Because I’d walked into Summit with the significant idea of learning as much as I could, of being the proverbial sponge, I levelled up my pitch for every single person I met and took mental notes along the way. After talking to the fella noted above, I went and got some juice, had a think, applied some new principles to the next few folk. And hey presto, no barrier. Interest, then understanding. No more cloudy vision and disconnection.
It turns out that my pride had been my own, self-imposed barrier. My own deep belief had kept me from even pursuing the alternative idea. In the couple of days that followed, I took on board lessons from various speakers. Some speakers annoyed me, and I took that as a flag: What was it that annoyed me? What was it that I resisted? What would I be able to see if I stepped to one side of that resistance? Could I disrupt my own resistance by finding things to praise?
You bet I could.
Taking action by thinking and writing became inspiration, which in turn became action. I rewrote the strategy statement for the business again. I sent it via WhatsApp to my coach, whose only response was, ‘Boom’.
Boom, indeed.
Just because the most cherished part of my work is strategic, and more in line with audience advocacy than with marketing, it doesn’t mean that a significant portion of the work isn’t marketing. In fact, it’s been a huge blind spot for the past four years, one that I have seen but resisted. And I’ve resisted it purely on a prideful, “moral point”, instead of for a good reason. And so, I let it go; it’s probably been swept into a corner of the Brisbane Convention Centre by now.
Just because people don’t understand your work the way in which you’d like them to, it doesn’t give you the right to be righteously indignant about it. Especially if you’re a business owner. Your righteous indignance is more likely to cause the closure of your proud works than anything else.

Supplied records:

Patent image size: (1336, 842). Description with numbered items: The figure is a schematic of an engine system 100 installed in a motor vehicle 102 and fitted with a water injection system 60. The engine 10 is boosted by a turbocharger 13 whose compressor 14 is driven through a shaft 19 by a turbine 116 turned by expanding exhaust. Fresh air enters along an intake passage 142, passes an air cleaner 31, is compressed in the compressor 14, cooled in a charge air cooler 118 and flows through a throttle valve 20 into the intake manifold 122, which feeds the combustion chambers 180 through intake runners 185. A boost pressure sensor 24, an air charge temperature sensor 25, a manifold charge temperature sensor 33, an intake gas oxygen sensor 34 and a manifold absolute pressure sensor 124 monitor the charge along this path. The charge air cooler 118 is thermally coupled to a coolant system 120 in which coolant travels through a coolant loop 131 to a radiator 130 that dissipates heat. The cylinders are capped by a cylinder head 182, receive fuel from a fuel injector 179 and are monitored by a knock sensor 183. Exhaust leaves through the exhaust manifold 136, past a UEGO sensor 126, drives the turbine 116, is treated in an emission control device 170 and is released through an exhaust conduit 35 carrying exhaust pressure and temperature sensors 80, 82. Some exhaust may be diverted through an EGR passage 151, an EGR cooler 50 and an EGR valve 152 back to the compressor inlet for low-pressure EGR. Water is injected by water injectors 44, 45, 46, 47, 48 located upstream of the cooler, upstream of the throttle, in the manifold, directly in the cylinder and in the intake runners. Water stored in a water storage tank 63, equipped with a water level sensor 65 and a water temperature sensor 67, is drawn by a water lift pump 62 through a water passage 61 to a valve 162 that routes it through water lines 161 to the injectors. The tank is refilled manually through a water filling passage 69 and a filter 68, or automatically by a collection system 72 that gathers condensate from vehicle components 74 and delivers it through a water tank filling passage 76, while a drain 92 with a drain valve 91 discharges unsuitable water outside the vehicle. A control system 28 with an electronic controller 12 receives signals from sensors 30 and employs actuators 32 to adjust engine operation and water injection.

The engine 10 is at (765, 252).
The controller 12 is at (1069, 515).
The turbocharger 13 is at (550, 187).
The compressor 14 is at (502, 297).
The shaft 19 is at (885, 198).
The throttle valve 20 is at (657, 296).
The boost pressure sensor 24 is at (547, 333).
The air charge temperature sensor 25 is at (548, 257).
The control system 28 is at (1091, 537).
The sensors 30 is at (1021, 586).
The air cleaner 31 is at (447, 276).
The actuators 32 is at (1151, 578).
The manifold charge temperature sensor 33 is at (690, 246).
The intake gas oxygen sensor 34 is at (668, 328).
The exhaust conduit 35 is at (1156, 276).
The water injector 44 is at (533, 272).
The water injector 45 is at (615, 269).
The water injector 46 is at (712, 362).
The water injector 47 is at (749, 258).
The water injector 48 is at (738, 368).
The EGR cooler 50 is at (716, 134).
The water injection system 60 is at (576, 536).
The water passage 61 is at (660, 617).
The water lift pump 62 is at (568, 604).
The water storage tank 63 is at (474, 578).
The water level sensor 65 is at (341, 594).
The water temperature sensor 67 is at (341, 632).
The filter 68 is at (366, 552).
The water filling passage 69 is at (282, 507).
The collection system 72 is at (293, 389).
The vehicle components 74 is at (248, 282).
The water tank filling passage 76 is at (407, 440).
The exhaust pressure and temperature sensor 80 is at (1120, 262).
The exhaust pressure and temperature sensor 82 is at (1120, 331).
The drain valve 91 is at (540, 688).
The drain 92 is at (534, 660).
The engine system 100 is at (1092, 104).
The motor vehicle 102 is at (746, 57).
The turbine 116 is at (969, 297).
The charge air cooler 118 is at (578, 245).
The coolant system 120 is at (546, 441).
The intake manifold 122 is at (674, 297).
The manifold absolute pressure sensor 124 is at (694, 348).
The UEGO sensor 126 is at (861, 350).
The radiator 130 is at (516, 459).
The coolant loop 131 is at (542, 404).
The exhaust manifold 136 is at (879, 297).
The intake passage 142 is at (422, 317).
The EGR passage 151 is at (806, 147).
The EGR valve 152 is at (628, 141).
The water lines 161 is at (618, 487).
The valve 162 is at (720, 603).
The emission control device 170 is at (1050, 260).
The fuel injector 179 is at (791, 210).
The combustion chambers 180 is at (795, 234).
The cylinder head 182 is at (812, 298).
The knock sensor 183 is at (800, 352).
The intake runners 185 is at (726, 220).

Work to do:
1. Duplicate the part of the Summit passage that begins at the words "It turns out" and stops after "response was, ‘Boom’.".
2. List every question the writer asks in the Summit passage above.
3. In the Summit passage, what was the coach's only response to the rewritten strategy statement?

Solved problems:
1.
It turns out that my pride had been my own, self-imposed barrier. My own deep belief had kept me from even pursuing the alternative idea. In the couple of days that followed, I took on board lessons from various speakers. Some speakers annoyed me, and I took that as a flag: What was it that annoyed me? What was it that I resisted? What would I be able to see if I stepped to one side of that resistance? Could I disrupt my own resistance by finding things to praise?
You bet I could.
Taking action by thinking and writing became inspiration, which in turn became action. I rewrote the strategy statement for the business again. I sent it via WhatsApp to my coach, whose only response was, ‘Boom’.

2.
- What was it that annoyed me?
- What was it that I resisted?
- What would I be able to see if I stepped to one side of that resistance?
- Could I disrupt my own resistance by finding things to praise?

3. ‘Boom’